What you need to do
Below are some records; retype all of them exactly.

----- Extracted information -----

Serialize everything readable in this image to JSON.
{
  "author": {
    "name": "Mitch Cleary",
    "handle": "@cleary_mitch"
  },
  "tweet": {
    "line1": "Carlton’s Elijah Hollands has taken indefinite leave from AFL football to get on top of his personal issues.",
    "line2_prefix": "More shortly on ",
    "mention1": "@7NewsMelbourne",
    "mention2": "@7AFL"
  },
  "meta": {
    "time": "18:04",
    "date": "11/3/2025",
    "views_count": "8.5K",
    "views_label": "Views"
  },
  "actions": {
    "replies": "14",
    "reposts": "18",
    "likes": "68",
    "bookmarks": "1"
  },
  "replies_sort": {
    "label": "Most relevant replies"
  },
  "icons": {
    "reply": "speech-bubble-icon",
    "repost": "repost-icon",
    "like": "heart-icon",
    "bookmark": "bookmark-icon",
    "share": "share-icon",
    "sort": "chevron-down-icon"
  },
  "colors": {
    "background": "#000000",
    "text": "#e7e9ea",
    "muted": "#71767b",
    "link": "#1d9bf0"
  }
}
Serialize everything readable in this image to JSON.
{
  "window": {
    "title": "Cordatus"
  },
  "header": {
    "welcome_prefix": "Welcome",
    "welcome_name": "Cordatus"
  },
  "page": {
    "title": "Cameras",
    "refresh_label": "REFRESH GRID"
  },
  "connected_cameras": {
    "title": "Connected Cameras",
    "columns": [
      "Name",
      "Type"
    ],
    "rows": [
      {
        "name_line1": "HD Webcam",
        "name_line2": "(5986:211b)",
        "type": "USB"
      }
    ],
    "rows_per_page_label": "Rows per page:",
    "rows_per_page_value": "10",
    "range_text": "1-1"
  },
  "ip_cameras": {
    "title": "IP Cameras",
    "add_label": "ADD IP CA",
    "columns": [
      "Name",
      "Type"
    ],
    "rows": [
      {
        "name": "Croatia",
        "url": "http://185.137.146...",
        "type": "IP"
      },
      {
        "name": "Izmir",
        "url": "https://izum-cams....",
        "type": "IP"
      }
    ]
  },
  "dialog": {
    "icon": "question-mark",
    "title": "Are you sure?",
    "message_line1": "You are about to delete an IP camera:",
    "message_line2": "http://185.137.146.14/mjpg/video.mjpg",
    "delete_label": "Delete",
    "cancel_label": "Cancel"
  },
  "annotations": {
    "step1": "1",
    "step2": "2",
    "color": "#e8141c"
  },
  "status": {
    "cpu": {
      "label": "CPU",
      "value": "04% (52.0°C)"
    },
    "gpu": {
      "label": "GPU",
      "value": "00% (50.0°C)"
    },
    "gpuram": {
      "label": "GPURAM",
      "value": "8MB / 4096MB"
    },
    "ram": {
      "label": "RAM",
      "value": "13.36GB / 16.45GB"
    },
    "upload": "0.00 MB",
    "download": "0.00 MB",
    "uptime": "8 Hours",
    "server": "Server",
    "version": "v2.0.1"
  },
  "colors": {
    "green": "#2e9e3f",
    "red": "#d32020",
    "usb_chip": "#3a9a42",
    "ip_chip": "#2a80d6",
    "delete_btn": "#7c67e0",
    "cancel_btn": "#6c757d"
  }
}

-----

Solution
Serialize everything readable in this image to JSON.
{
  "author": {
    "name": "Mitch Cleary",
    "handle": "@cleary_mitch"
  },
  "tweet": {
    "line1": "Carlton’s Elijah Hollands has taken indefinite leave from AFL football to get on top of his personal issues.",
    "line2_prefix": "More shortly on ",
    "mention1": "@7NewsMelbourne",
    "mention2": "@7AFL"
  },
  "meta": {
    "time": "18:04",
    "date": "11/3/2025",
    "views_count": "8.5K",
    "views_label": "Views"
  },
  "actions": {
    "replies": "14",
    "reposts": "18",
    "likes": "68",
    "bookmarks": "1"
  },
  "replies_sort": {
    "label": "Most relevant replies"
  },
  "icons": {
    "reply": "speech-bubble-icon",
    "repost": "repost-icon",
    "like": "heart-icon",
    "bookmark": "bookmark-icon",
    "share": "share-icon",
    "sort": "chevron-down-icon"
  },
  "colors": {
    "background": "#000000",
    "text": "#e7e9ea",
    "muted": "#71767b",
    "link": "#1d9bf0"
  }
}
Serialize everything readable in this image to JSON.
{
  "window": {
    "title": "Cordatus"
  },
  "header": {
    "welcome_prefix": "Welcome",
    "welcome_name": "Cordatus"
  },
  "page": {
    "title": "Cameras",
    "refresh_label": "REFRESH GRID"
  },
  "connected_cameras": {
    "title": "Connected Cameras",
    "columns": [
      "Name",
      "Type"
    ],
    "rows": [
      {
        "name_line1": "HD Webcam",
        "name_line2": "(5986:211b)",
        "type": "USB"
      }
    ],
    "rows_per_page_label": "Rows per page:",
    "rows_per_page_value": "10",
    "range_text": "1-1"
  },
  "ip_cameras": {
    "title": "IP Cameras",
    "add_label": "ADD IP CA",
    "columns": [
      "Name",
      "Type"
    ],
    "rows": [
      {
        "name": "Croatia",
        "url": "http://185.137.146...",
        "type": "IP"
      },
      {
        "name": "Izmir",
        "url": "https://izum-cams....",
        "type": "IP"
      }
    ]
  },
  "dialog": {
    "icon": "question-mark",
    "title": "Are you sure?",
    "message_line1": "You are about to delete an IP camera:",
    "message_line2": "http://185.137.146.14/mjpg/video.mjpg",
    "delete_label": "Delete",
    "cancel_label": "Cancel"
  },
  "annotations": {
    "step1": "1",
    "step2": "2",
    "color": "#e8141c"
  },
  "status": {
    "cpu": {
      "label": "CPU",
      "value": "04% (52.0°C)"
    },
    "gpu": {
      "label": "GPU",
      "value": "00% (50.0°C)"
    },
    "gpuram": {
      "label": "GPURAM",
      "value": "8MB / 4096MB"
    },
    "ram": {
      "label": "RAM",
      "value": "13.36GB / 16.45GB"
    },
    "upload": "0.00 MB",
    "download": "0.00 MB",
    "uptime": "8 Hours",
    "server": "Server",
    "version": "v2.0.1"
  },
  "colors": {
    "green": "#2e9e3f",
    "red": "#d32020",
    "usb_chip": "#3a9a42",
    "ip_chip": "#2a80d6",
    "delete_btn": "#7c67e0",
    "cancel_btn": "#6c757d"
  }
}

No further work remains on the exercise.